### GIVEN INFORMATION:
━━━━━━━━━━━━━━━━━━━━
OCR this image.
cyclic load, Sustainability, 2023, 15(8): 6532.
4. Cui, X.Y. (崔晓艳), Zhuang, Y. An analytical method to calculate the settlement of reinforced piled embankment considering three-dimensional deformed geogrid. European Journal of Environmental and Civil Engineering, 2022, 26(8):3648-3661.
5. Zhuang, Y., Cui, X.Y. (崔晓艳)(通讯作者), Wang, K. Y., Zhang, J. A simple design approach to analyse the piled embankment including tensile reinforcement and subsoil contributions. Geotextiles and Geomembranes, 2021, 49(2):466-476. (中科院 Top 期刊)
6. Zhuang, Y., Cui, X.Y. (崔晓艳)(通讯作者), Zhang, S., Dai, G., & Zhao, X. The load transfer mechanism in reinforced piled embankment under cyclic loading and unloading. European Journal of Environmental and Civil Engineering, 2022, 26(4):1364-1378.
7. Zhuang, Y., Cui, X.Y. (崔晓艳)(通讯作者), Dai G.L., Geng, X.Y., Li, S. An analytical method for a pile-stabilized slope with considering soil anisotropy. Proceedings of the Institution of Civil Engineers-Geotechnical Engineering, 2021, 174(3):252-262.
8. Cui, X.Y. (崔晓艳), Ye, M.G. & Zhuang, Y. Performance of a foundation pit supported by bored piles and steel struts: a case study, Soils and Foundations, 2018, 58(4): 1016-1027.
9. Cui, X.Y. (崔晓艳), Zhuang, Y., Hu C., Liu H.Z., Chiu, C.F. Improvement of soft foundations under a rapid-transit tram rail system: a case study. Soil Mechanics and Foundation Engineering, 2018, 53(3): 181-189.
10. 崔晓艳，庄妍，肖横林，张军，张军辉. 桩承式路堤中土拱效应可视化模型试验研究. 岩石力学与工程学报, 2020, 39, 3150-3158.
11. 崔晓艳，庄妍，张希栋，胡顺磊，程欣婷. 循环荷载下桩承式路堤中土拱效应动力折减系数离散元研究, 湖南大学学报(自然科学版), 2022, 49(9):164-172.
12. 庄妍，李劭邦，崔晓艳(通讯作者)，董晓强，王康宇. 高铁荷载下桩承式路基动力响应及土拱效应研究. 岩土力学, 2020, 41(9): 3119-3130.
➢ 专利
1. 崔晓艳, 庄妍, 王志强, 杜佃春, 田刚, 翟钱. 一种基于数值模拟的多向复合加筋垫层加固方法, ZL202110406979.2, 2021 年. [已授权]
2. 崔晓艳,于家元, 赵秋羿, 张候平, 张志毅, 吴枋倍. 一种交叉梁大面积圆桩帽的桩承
━━━━━━━━━━━━━━━━━━━━
### EXERCISE OBJECTIVE:
Write out the entire listing exactly.

### SOLUTION FOR THIS PROBLEM:
OCR this image.
cyclic load, Sustainability, 2023, 15(8): 6532.
4. Cui, X.Y. (崔晓艳), Zhuang, Y. An analytical method to calculate the settlement of reinforced piled embankment considering three-dimensional deformed geogrid. European Journal of Environmental and Civil Engineering, 2022, 26(8):3648-3661.
5. Zhuang, Y., Cui, X.Y. (崔晓艳)(通讯作者), Wang, K. Y., Zhang, J. A simple design approach to analyse the piled embankment including tensile reinforcement and subsoil contributions. Geotextiles and Geomembranes, 2021, 49(2):466-476. (中科院 Top 期刊)
6. Zhuang, Y., Cui, X.Y. (崔晓艳)(通讯作者), Zhang, S., Dai, G., & Zhao, X. The load transfer mechanism in reinforced piled embankment under cyclic loading and unloading. European Journal of Environmental and Civil Engineering, 2022, 26(4):1364-1378.
7. Zhuang, Y., Cui, X.Y. (崔晓艳)(通讯作者), Dai G.L., Geng, X.Y., Li, S. An analytical method for a pile-stabilized slope with considering soil anisotropy. Proceedings of the Institution of Civil Engineers-Geotechnical Engineering, 2021, 174(3):252-262.
8. Cui, X.Y. (崔晓艳), Ye, M.G. & Zhuang, Y. Performance of a foundation pit supported by bored piles and steel struts: a case study, Soils and Foundations, 2018, 58(4): 1016-1027.
9. Cui, X.Y. (崔晓艳), Zhuang, Y., Hu C., Liu H.Z., Chiu, C.F. Improvement of soft foundations under a rapid-transit tram rail system: a case study. Soil Mechanics and Foundation Engineering, 2018, 53(3): 181-189.
10. 崔晓艳，庄妍，肖横林，张军，张军辉. 桩承式路堤中土拱效应可视化模型试验研究. 岩石力学与工程学报, 2020, 39, 3150-3158.
11. 崔晓艳，庄妍，张希栋，胡顺磊，程欣婷. 循环荷载下桩承式路堤中土拱效应动力折减系数离散元研究, 湖南大学学报(自然科学版), 2022, 49(9):164-172.
12. 庄妍，李劭邦，崔晓艳(通讯作者)，董晓强，王康宇. 高铁荷载下桩承式路基动力响应及土拱效应研究. 岩土力学, 2020, 41(9): 3119-3130.
➢ 专利
1. 崔晓艳, 庄妍, 王志强, 杜佃春, 田刚, 翟钱. 一种基于数值模拟的多向复合加筋垫层加固方法, ZL202110406979.2, 2021 年. [已授权]
2. 崔晓艳,于家元, 赵秋羿, 张候平, 张志毅, 吴枋倍. 一种交叉梁大面积圆桩帽的桩承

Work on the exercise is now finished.